DATA IN THIS EXERCISE ->
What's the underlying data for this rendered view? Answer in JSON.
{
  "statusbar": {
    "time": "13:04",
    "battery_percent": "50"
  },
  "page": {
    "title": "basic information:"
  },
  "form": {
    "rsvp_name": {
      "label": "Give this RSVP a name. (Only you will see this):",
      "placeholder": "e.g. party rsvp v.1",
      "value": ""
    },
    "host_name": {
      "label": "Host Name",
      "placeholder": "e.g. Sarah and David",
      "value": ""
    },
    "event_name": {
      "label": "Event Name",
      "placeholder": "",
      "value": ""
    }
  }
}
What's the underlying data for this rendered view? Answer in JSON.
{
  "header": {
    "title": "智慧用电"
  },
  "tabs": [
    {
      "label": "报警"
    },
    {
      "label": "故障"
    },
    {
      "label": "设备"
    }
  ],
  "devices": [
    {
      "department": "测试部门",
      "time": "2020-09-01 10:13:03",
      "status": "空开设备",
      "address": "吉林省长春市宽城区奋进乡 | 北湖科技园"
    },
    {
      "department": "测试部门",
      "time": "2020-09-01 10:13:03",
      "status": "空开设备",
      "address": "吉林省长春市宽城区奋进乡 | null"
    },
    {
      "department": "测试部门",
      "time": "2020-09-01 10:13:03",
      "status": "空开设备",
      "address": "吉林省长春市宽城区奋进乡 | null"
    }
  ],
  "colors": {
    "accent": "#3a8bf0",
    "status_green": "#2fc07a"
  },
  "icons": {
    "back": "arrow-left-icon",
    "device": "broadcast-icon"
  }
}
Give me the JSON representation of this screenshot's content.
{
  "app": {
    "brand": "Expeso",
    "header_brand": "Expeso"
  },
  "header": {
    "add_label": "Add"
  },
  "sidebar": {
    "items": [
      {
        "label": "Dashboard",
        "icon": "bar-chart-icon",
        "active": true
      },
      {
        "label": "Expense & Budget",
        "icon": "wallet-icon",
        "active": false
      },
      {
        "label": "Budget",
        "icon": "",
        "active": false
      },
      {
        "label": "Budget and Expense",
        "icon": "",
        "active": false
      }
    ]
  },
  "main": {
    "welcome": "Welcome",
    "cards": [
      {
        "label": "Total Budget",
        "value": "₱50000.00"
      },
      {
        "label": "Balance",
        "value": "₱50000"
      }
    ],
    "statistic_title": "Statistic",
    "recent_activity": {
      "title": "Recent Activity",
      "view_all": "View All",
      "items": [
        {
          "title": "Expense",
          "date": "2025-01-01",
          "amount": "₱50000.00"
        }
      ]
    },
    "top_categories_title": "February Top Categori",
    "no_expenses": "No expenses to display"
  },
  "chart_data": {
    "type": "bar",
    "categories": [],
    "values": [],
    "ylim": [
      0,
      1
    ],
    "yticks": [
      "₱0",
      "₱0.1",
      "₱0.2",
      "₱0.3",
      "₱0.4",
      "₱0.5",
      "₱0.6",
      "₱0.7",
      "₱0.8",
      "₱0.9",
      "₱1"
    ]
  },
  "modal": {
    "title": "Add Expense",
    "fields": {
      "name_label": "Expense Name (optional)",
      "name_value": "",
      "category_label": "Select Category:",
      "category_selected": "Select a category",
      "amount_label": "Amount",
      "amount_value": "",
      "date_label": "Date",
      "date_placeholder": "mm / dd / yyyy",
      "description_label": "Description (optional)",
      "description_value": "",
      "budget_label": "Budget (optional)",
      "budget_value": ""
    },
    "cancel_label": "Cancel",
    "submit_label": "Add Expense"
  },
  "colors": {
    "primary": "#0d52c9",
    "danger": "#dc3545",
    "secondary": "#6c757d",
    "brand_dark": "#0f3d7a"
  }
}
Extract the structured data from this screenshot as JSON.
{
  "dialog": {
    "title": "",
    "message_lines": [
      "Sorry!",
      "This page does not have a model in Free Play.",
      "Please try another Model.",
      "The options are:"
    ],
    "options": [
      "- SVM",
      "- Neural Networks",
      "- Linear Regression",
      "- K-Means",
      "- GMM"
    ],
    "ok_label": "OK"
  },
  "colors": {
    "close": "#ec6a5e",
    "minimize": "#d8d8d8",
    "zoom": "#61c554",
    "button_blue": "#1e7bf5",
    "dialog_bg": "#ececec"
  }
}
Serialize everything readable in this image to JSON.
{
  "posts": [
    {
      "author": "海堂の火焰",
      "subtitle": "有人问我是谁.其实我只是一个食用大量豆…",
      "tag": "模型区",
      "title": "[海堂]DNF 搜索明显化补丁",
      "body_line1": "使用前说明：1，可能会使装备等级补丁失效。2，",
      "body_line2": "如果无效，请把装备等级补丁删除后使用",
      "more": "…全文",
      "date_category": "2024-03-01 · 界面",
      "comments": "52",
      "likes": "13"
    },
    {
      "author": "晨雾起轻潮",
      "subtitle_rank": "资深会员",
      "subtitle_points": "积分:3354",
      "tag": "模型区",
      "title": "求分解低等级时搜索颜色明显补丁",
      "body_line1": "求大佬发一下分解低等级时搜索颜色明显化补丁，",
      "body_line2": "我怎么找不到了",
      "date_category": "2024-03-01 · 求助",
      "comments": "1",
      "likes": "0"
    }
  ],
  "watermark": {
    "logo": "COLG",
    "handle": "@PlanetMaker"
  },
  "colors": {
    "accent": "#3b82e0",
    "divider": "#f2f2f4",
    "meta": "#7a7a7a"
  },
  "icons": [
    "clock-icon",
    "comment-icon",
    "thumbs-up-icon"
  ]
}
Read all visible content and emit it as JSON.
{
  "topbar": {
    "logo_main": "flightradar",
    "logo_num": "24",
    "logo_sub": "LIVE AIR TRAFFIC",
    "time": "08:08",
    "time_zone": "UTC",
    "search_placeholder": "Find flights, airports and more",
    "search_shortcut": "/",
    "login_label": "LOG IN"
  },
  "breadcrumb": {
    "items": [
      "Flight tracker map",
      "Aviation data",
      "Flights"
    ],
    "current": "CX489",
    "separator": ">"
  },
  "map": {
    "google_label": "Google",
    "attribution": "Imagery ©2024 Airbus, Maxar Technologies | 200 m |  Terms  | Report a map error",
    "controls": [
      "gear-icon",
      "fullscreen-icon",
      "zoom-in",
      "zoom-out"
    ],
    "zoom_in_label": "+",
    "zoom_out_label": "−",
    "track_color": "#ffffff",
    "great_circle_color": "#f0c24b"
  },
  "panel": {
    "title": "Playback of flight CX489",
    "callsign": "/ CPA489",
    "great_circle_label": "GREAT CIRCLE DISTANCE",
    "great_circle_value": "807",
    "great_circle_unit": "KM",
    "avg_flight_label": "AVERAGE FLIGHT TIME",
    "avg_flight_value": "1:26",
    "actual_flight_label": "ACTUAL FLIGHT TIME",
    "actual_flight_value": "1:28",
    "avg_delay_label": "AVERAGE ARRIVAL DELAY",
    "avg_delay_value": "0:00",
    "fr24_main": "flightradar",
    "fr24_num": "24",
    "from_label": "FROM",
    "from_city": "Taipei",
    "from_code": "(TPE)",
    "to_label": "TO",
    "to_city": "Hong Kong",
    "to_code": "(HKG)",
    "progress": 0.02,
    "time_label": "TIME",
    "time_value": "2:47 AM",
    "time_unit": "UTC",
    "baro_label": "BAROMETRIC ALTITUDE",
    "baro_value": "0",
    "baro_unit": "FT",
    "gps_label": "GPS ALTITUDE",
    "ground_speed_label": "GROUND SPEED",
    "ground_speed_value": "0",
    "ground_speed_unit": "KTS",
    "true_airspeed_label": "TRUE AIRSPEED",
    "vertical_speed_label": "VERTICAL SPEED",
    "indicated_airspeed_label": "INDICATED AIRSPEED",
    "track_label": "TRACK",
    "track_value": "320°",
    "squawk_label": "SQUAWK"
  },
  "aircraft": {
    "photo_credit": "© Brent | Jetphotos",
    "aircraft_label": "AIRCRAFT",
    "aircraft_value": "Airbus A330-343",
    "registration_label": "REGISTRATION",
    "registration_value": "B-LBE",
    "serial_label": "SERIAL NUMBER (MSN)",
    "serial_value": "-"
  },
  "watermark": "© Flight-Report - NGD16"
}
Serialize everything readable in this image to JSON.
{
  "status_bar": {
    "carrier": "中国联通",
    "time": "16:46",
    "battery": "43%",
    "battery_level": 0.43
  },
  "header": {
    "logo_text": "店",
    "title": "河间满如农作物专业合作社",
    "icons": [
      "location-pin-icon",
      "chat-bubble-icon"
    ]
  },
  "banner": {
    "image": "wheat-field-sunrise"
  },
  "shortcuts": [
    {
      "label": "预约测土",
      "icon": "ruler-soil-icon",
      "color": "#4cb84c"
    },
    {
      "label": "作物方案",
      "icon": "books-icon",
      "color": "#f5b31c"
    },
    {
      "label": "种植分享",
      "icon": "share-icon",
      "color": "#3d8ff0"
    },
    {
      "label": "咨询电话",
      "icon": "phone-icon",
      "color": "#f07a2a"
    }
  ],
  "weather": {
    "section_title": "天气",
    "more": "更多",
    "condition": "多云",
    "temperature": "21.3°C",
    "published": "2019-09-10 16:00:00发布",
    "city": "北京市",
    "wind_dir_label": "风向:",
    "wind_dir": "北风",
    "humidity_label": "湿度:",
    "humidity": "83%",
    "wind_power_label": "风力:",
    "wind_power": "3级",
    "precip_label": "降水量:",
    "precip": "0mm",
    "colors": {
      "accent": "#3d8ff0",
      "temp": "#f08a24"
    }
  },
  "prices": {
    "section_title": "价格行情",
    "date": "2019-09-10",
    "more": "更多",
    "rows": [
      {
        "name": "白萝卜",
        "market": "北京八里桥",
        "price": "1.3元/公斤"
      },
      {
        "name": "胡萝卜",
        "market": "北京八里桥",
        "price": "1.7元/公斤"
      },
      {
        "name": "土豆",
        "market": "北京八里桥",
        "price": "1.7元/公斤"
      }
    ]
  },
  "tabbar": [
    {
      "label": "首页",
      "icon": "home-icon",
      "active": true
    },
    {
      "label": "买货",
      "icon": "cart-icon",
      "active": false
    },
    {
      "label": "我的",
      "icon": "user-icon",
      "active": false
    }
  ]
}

SET TASK -> Lines containing the word "ALTITUDE" are to be tallied; report only the total.

THE RESPONSE -> 2